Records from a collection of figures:
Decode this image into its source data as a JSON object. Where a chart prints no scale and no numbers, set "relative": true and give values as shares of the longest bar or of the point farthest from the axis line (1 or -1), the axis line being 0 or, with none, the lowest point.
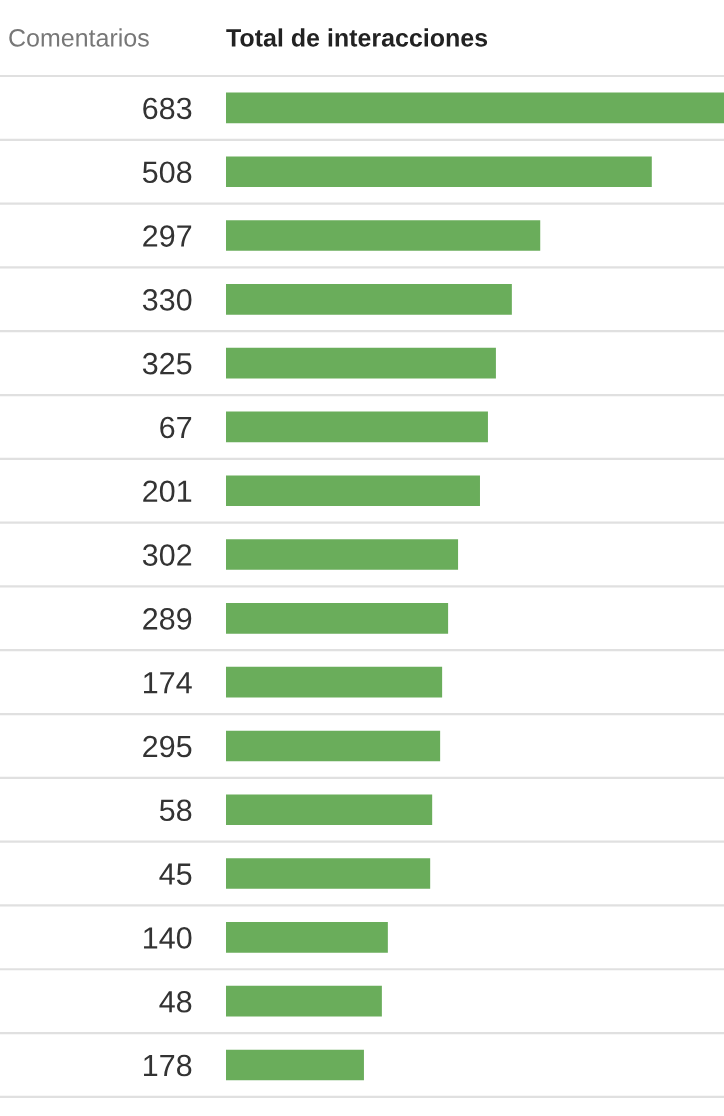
{
  "chart_data": {
    "type": "bar",
    "orientation": "horizontal",
    "relative": true,
    "ylabel": "Comentarios",
    "xlabel": "Total de interacciones",
    "categories": [
      "683",
      "508",
      "297",
      "330",
      "325",
      "67",
      "201",
      "302",
      "289",
      "174",
      "295",
      "58",
      "45",
      "140",
      "48",
      "178"
    ],
    "values": [
      1,
      0.855,
      0.631,
      0.574,
      0.542,
      0.526,
      0.51,
      0.466,
      0.446,
      0.434,
      0.43,
      0.414,
      0.41,
      0.325,
      0.313,
      0.277
    ],
    "color": "#6aad5b",
    "grid": false,
    "legend": false
  }
}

Task statement: Return the full material word for word. Do not include the pictures.

Result:
Decode this image into its source data as a JSON object. Where a chart prints no scale and no numbers, set "relative": true and give values as shares of the longest bar or of the point farthest from the axis line (1 or -1), the axis line being 0 or, with none, the lowest point.
{
  "chart_data": {
    "type": "bar",
    "orientation": "horizontal",
    "relative": true,
    "ylabel": "Comentarios",
    "xlabel": "Total de interacciones",
    "categories": [
      "683",
      "508",
      "297",
      "330",
      "325",
      "67",
      "201",
      "302",
      "289",
      "174",
      "295",
      "58",
      "45",
      "140",
      "48",
      "178"
    ],
    "values": [
      1,
      0.855,
      0.631,
      0.574,
      0.542,
      0.526,
      0.51,
      0.466,
      0.446,
      0.434,
      0.43,
      0.414,
      0.41,
      0.325,
      0.313,
      0.277
    ],
    "color": "#6aad5b",
    "grid": false,
    "legend": false
  }
}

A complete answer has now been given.